> What you have to do
Select every line below containing the word "last".

> Supplied records

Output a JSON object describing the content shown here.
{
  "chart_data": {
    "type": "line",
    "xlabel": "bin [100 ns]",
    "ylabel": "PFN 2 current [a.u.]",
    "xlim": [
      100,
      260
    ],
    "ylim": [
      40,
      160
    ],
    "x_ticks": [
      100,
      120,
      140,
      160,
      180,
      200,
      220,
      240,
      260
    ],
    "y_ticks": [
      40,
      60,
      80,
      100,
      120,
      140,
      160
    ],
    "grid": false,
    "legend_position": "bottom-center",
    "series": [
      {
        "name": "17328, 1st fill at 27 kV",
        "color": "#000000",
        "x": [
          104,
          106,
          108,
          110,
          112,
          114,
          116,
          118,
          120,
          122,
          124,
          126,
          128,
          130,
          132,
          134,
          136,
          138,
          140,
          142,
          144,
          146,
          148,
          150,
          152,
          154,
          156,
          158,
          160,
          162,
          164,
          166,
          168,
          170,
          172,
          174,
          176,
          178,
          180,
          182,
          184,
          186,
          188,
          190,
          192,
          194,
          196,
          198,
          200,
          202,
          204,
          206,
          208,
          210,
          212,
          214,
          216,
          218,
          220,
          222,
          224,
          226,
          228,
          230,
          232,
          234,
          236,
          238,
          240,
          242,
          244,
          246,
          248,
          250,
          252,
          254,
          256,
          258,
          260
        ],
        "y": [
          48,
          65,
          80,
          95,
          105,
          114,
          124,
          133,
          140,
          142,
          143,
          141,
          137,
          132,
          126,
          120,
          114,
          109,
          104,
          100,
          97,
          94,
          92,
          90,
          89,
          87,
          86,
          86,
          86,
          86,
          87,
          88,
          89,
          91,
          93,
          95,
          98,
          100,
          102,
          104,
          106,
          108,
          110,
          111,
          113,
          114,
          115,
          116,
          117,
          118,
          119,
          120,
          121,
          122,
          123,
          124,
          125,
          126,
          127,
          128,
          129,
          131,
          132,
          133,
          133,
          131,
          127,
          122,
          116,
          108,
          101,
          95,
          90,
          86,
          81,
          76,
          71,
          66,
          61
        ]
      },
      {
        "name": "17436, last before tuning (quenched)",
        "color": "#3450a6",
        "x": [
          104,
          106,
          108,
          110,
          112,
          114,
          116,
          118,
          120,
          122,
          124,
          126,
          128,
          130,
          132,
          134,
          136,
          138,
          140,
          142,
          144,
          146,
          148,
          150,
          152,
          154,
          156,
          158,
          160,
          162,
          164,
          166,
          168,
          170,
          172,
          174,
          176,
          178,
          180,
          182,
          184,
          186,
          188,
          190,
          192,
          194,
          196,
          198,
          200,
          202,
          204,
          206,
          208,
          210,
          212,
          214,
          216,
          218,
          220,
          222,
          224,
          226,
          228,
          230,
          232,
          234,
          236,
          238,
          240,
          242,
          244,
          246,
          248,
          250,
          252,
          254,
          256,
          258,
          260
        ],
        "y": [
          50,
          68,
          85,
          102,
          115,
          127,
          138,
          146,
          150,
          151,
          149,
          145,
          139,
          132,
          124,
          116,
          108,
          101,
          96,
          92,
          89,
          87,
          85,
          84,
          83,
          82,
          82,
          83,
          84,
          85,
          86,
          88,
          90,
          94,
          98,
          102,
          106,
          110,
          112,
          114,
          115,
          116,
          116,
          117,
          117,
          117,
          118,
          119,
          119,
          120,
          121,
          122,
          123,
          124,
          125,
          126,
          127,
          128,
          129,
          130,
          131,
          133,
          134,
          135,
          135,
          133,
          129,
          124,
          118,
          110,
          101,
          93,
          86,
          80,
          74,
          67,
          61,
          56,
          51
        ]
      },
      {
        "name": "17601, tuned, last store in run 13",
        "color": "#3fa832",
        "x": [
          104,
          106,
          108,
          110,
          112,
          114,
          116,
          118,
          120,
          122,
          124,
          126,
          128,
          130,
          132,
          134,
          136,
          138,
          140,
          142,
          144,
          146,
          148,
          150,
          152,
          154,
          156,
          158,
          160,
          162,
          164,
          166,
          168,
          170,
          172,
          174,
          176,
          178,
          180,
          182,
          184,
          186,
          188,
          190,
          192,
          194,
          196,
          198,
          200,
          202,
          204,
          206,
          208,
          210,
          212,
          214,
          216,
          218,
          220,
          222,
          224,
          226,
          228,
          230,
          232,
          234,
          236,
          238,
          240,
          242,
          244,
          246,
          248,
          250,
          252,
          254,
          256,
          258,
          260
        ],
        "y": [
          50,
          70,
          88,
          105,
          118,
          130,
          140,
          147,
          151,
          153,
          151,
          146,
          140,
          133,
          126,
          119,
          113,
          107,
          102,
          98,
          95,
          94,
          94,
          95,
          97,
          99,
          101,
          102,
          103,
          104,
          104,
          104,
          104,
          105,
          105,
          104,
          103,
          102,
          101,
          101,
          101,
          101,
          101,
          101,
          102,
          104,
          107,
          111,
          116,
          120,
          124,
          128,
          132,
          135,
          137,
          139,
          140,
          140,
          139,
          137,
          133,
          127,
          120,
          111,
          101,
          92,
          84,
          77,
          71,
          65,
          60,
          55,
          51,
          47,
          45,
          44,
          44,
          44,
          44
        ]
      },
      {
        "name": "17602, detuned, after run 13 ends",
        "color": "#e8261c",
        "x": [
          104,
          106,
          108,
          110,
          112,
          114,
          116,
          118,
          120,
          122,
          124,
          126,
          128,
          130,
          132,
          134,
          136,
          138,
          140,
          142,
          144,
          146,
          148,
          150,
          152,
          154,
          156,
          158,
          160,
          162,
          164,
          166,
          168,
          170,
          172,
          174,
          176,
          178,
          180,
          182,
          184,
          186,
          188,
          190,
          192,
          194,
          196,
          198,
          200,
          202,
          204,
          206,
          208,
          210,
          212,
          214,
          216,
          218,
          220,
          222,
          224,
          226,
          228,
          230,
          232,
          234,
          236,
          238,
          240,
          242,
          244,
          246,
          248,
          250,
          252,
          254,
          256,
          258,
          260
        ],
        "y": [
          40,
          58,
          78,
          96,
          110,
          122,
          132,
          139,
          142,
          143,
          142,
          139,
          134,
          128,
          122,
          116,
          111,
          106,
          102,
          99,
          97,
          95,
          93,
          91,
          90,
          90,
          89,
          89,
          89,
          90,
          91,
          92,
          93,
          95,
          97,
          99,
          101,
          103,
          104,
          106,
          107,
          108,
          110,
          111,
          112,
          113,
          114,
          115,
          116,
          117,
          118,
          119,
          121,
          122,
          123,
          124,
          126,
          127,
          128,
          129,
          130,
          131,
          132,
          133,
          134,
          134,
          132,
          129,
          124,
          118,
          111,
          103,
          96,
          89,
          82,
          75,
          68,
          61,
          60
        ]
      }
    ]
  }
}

> Result of this task
        "name": "17436, last before tuning (quenched)",
        "name": "17601, tuned, last store in run 13",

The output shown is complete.